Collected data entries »
★ ★ ★ ★
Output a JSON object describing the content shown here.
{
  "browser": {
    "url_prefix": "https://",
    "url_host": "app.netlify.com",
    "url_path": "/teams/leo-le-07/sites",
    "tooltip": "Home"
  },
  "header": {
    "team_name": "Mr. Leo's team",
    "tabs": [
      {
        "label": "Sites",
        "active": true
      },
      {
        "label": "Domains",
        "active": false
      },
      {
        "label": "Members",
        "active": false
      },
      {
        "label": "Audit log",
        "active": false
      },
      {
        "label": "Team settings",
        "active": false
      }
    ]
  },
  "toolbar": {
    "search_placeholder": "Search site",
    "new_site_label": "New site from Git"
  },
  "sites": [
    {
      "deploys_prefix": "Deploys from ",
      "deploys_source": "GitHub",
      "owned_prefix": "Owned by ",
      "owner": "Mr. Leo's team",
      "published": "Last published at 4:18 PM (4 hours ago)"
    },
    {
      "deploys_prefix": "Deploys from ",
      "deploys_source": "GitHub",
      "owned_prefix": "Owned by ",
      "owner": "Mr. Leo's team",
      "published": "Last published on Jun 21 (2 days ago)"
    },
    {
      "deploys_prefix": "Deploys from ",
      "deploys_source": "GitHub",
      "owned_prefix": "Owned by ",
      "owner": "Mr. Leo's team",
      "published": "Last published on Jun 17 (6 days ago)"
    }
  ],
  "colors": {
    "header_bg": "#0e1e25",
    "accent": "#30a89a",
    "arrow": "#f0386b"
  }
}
★ ★ ★ ★
Task goal »
Make an exact copy of the data above.

Task solution »
Output a JSON object describing the content shown here.
{
  "browser": {
    "url_prefix": "https://",
    "url_host": "app.netlify.com",
    "url_path": "/teams/leo-le-07/sites",
    "tooltip": "Home"
  },
  "header": {
    "team_name": "Mr. Leo's team",
    "tabs": [
      {
        "label": "Sites",
        "active": true
      },
      {
        "label": "Domains",
        "active": false
      },
      {
        "label": "Members",
        "active": false
      },
      {
        "label": "Audit log",
        "active": false
      },
      {
        "label": "Team settings",
        "active": false
      }
    ]
  },
  "toolbar": {
    "search_placeholder": "Search site",
    "new_site_label": "New site from Git"
  },
  "sites": [
    {
      "deploys_prefix": "Deploys from ",
      "deploys_source": "GitHub",
      "owned_prefix": "Owned by ",
      "owner": "Mr. Leo's team",
      "published": "Last published at 4:18 PM (4 hours ago)"
    },
    {
      "deploys_prefix": "Deploys from ",
      "deploys_source": "GitHub",
      "owned_prefix": "Owned by ",
      "owner": "Mr. Leo's team",
      "published": "Last published on Jun 21 (2 days ago)"
    },
    {
      "deploys_prefix": "Deploys from ",
      "deploys_source": "GitHub",
      "owned_prefix": "Owned by ",
      "owner": "Mr. Leo's team",
      "published": "Last published on Jun 17 (6 days ago)"
    }
  ],
  "colors": {
    "header_bg": "#0e1e25",
    "accent": "#30a89a",
    "arrow": "#f0386b"
  }
}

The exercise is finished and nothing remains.